Data items:
++++++++

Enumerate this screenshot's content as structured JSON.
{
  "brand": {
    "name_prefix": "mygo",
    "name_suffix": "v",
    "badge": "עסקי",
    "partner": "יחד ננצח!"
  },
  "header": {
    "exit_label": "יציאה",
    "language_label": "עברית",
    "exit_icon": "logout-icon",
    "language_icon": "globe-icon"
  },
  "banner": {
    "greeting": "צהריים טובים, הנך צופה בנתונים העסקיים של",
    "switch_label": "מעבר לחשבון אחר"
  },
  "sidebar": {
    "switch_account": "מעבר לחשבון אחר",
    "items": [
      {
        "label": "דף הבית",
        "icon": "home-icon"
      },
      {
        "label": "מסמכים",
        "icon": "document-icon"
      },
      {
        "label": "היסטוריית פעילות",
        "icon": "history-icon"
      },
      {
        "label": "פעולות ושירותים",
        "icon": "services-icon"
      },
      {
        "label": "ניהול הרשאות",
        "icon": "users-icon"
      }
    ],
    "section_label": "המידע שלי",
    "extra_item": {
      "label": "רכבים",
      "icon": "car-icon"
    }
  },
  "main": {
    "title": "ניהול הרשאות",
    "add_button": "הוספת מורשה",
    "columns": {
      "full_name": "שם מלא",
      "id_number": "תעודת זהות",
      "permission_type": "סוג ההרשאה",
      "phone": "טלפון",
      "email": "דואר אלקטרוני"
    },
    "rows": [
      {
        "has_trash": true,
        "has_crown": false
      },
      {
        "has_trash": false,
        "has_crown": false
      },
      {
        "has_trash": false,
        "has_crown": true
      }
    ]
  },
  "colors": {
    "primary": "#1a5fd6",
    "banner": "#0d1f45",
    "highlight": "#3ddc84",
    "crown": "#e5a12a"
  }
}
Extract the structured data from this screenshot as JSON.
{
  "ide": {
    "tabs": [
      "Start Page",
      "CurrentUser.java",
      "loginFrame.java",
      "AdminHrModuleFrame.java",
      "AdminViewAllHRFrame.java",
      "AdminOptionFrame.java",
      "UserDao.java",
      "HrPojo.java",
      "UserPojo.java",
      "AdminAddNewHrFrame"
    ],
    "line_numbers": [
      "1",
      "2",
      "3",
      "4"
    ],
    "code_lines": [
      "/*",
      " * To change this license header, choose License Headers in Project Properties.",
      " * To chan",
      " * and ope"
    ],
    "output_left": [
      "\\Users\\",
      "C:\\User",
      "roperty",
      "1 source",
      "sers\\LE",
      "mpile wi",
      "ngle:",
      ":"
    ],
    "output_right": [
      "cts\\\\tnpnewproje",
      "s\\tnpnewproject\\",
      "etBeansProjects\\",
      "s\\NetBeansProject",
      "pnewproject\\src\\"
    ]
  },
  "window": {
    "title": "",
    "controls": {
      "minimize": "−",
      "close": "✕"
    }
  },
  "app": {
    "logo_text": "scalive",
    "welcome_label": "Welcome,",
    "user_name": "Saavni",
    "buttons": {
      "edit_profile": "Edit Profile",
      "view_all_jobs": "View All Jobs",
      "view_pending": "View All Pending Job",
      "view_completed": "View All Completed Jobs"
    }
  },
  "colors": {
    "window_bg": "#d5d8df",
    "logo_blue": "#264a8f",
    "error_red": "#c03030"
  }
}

++++++++

Your objective:
Write out all records exactly, keeping every detail.

The result:
Enumerate this screenshot's content as structured JSON.
{
  "brand": {
    "name_prefix": "mygo",
    "name_suffix": "v",
    "badge": "עסקי",
    "partner": "יחד ננצח!"
  },
  "header": {
    "exit_label": "יציאה",
    "language_label": "עברית",
    "exit_icon": "logout-icon",
    "language_icon": "globe-icon"
  },
  "banner": {
    "greeting": "צהריים טובים, הנך צופה בנתונים העסקיים של",
    "switch_label": "מעבר לחשבון אחר"
  },
  "sidebar": {
    "switch_account": "מעבר לחשבון אחר",
    "items": [
      {
        "label": "דף הבית",
        "icon": "home-icon"
      },
      {
        "label": "מסמכים",
        "icon": "document-icon"
      },
      {
        "label": "היסטוריית פעילות",
        "icon": "history-icon"
      },
      {
        "label": "פעולות ושירותים",
        "icon": "services-icon"
      },
      {
        "label": "ניהול הרשאות",
        "icon": "users-icon"
      }
    ],
    "section_label": "המידע שלי",
    "extra_item": {
      "label": "רכבים",
      "icon": "car-icon"
    }
  },
  "main": {
    "title": "ניהול הרשאות",
    "add_button": "הוספת מורשה",
    "columns": {
      "full_name": "שם מלא",
      "id_number": "תעודת זהות",
      "permission_type": "סוג ההרשאה",
      "phone": "טלפון",
      "email": "דואר אלקטרוני"
    },
    "rows": [
      {
        "has_trash": true,
        "has_crown": false
      },
      {
        "has_trash": false,
        "has_crown": false
      },
      {
        "has_trash": false,
        "has_crown": true
      }
    ]
  },
  "colors": {
    "primary": "#1a5fd6",
    "banner": "#0d1f45",
    "highlight": "#3ddc84",
    "crown": "#e5a12a"
  }
}
Extract the structured data from this screenshot as JSON.
{
  "ide": {
    "tabs": [
      "Start Page",
      "CurrentUser.java",
      "loginFrame.java",
      "AdminHrModuleFrame.java",
      "AdminViewAllHRFrame.java",
      "AdminOptionFrame.java",
      "UserDao.java",
      "HrPojo.java",
      "UserPojo.java",
      "AdminAddNewHrFrame"
    ],
    "line_numbers": [
      "1",
      "2",
      "3",
      "4"
    ],
    "code_lines": [
      "/*",
      " * To change this license header, choose License Headers in Project Properties.",
      " * To chan",
      " * and ope"
    ],
    "output_left": [
      "\\Users\\",
      "C:\\User",
      "roperty",
      "1 source",
      "sers\\LE",
      "mpile wi",
      "ngle:",
      ":"
    ],
    "output_right": [
      "cts\\\\tnpnewproje",
      "s\\tnpnewproject\\",
      "etBeansProjects\\",
      "s\\NetBeansProject",
      "pnewproject\\src\\"
    ]
  },
  "window": {
    "title": "",
    "controls": {
      "minimize": "−",
      "close": "✕"
    }
  },
  "app": {
    "logo_text": "scalive",
    "welcome_label": "Welcome,",
    "user_name": "Saavni",
    "buttons": {
      "edit_profile": "Edit Profile",
      "view_all_jobs": "View All Jobs",
      "view_pending": "View All Pending Job",
      "view_completed": "View All Completed Jobs"
    }
  },
  "colors": {
    "window_bg": "#d5d8df",
    "logo_blue": "#264a8f",
    "error_red": "#c03030"
  }
}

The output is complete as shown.